• [What you are asked to do]
Exactly as written, print each record in the listing.

____________________

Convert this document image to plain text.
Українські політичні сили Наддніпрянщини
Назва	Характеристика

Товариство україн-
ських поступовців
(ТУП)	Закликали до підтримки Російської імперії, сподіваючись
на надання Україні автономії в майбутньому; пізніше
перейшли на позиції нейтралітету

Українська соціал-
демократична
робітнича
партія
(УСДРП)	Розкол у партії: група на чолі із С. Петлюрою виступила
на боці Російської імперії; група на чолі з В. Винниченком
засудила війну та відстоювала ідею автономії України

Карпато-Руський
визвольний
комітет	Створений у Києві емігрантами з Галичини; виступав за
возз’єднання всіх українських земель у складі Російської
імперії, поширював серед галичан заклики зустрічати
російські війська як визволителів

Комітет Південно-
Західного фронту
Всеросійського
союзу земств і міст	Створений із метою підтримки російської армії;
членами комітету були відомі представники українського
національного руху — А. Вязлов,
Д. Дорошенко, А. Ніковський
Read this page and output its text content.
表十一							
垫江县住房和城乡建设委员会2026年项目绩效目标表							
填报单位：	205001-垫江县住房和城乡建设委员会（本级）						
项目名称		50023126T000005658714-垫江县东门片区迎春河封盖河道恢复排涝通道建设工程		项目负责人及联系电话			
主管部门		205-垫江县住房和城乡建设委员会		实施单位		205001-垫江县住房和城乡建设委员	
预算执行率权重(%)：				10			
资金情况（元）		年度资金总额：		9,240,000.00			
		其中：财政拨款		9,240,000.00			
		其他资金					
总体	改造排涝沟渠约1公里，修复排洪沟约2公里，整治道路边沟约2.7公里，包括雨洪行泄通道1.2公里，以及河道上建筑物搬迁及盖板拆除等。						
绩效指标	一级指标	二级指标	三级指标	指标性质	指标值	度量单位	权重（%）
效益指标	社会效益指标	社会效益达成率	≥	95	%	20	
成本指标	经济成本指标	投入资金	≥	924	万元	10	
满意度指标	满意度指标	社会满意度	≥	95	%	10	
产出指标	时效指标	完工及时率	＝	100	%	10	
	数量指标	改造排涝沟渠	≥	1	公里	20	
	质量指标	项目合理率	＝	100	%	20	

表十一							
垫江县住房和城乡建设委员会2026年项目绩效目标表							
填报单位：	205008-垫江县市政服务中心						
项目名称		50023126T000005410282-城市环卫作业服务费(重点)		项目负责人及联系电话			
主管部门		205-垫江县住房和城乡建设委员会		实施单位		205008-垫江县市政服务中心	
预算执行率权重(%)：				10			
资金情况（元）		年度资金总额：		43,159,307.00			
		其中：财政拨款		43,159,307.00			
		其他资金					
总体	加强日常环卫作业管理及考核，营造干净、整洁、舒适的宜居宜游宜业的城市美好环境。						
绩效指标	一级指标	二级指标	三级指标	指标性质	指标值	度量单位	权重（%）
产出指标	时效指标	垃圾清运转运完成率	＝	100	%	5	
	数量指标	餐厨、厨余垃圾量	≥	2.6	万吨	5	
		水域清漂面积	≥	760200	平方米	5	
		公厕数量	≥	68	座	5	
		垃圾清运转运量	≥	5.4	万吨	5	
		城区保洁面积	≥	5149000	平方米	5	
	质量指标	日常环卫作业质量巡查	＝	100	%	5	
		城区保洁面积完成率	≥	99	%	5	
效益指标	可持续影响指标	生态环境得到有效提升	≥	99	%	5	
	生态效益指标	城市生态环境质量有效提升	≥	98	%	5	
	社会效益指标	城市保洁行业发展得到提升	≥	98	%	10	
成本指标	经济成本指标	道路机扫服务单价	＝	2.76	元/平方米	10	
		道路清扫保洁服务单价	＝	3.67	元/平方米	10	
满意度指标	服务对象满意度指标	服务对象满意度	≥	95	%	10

____________________

• [The reply]
Convert this document image to plain text.
Українські політичні сили Наддніпрянщини
Назва	Характеристика

Товариство україн-
ських поступовців
(ТУП)	Закликали до підтримки Російської імперії, сподіваючись
на надання Україні автономії в майбутньому; пізніше
перейшли на позиції нейтралітету

Українська соціал-
демократична
робітнича
партія
(УСДРП)	Розкол у партії: група на чолі із С. Петлюрою виступила
на боці Російської імперії; група на чолі з В. Винниченком
засудила війну та відстоювала ідею автономії України

Карпато-Руський
визвольний
комітет	Створений у Києві емігрантами з Галичини; виступав за
возз’єднання всіх українських земель у складі Російської
імперії, поширював серед галичан заклики зустрічати
російські війська як визволителів

Комітет Південно-
Західного фронту
Всеросійського
союзу земств і міст	Створений із метою підтримки російської армії;
членами комітету були відомі представники українського
національного руху — А. Вязлов,
Д. Дорошенко, А. Ніковський
Read this page and output its text content.
表十一							
垫江县住房和城乡建设委员会2026年项目绩效目标表							
填报单位：	205001-垫江县住房和城乡建设委员会（本级）						
项目名称		50023126T000005658714-垫江县东门片区迎春河封盖河道恢复排涝通道建设工程		项目负责人及联系电话			
主管部门		205-垫江县住房和城乡建设委员会		实施单位		205001-垫江县住房和城乡建设委员	
预算执行率权重(%)：				10			
资金情况（元）		年度资金总额：		9,240,000.00			
		其中：财政拨款		9,240,000.00			
		其他资金					
总体	改造排涝沟渠约1公里，修复排洪沟约2公里，整治道路边沟约2.7公里，包括雨洪行泄通道1.2公里，以及河道上建筑物搬迁及盖板拆除等。						
绩效指标	一级指标	二级指标	三级指标	指标性质	指标值	度量单位	权重（%）
效益指标	社会效益指标	社会效益达成率	≥	95	%	20	
成本指标	经济成本指标	投入资金	≥	924	万元	10	
满意度指标	满意度指标	社会满意度	≥	95	%	10	
产出指标	时效指标	完工及时率	＝	100	%	10	
	数量指标	改造排涝沟渠	≥	1	公里	20	
	质量指标	项目合理率	＝	100	%	20	

表十一							
垫江县住房和城乡建设委员会2026年项目绩效目标表							
填报单位：	205008-垫江县市政服务中心						
项目名称		50023126T000005410282-城市环卫作业服务费(重点)		项目负责人及联系电话			
主管部门		205-垫江县住房和城乡建设委员会		实施单位		205008-垫江县市政服务中心	
预算执行率权重(%)：				10			
资金情况（元）		年度资金总额：		43,159,307.00			
		其中：财政拨款		43,159,307.00			
		其他资金					
总体	加强日常环卫作业管理及考核，营造干净、整洁、舒适的宜居宜游宜业的城市美好环境。						
绩效指标	一级指标	二级指标	三级指标	指标性质	指标值	度量单位	权重（%）
产出指标	时效指标	垃圾清运转运完成率	＝	100	%	5	
	数量指标	餐厨、厨余垃圾量	≥	2.6	万吨	5	
		水域清漂面积	≥	760200	平方米	5	
		公厕数量	≥	68	座	5	
		垃圾清运转运量	≥	5.4	万吨	5	
		城区保洁面积	≥	5149000	平方米	5	
	质量指标	日常环卫作业质量巡查	＝	100	%	5	
		城区保洁面积完成率	≥	99	%	5	
效益指标	可持续影响指标	生态环境得到有效提升	≥	99	%	5	
	生态效益指标	城市生态环境质量有效提升	≥	98	%	5	
	社会效益指标	城市保洁行业发展得到提升	≥	98	%	10	
成本指标	经济成本指标	道路机扫服务单价	＝	2.76	元/平方米	10	
		道路清扫保洁服务单价	＝	3.67	元/平方米	10	
满意度指标	服务对象满意度指标	服务对象满意度	≥	95	%	10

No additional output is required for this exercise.